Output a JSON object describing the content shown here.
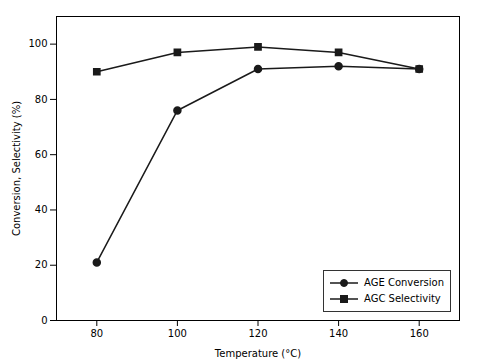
{
  "chart_data": {
    "type": "line",
    "xlabel": "Temperature (°C)",
    "ylabel": "Conversion, Selectivity (%)",
    "x": [
      80,
      100,
      120,
      140,
      160
    ],
    "series": [
      {
        "name": "AGE Conversion",
        "color": "#1a1a1a",
        "marker": "circle",
        "values": [
          21,
          76,
          91,
          92,
          91
        ]
      },
      {
        "name": "AGC Selectivity",
        "color": "#1a1a1a",
        "marker": "square",
        "values": [
          90,
          97,
          99,
          97,
          91
        ]
      }
    ],
    "xlim": [
      70,
      170
    ],
    "ylim": [
      0,
      110
    ],
    "xticks": [
      80,
      100,
      120,
      140,
      160
    ],
    "yticks": [
      0,
      20,
      40,
      60,
      80,
      100
    ],
    "grid": false,
    "legend": "lower right"
  }
}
☆ ☆ ☆ ☆
- [SHORT TASK]: All of the entries above should be copied exactly, except for the pictures.

- [RESPONSE TO THE EXERCISE]:
Output a JSON object describing the content shown here.
{
  "chart_data": {
    "type": "line",
    "xlabel": "Temperature (°C)",
    "ylabel": "Conversion, Selectivity (%)",
    "x": [
      80,
      100,
      120,
      140,
      160
    ],
    "series": [
      {
        "name": "AGE Conversion",
        "color": "#1a1a1a",
        "marker": "circle",
        "values": [
          21,
          76,
          91,
          92,
          91
        ]
      },
      {
        "name": "AGC Selectivity",
        "color": "#1a1a1a",
        "marker": "square",
        "values": [
          90,
          97,
          99,
          97,
          91
        ]
      }
    ],
    "xlim": [
      70,
      170
    ],
    "ylim": [
      0,
      110
    ],
    "xticks": [
      80,
      100,
      120,
      140,
      160
    ],
    "yticks": [
      0,
      20,
      40,
      60,
      80,
      100
    ],
    "grid": false,
    "legend": "lower right"
  }
}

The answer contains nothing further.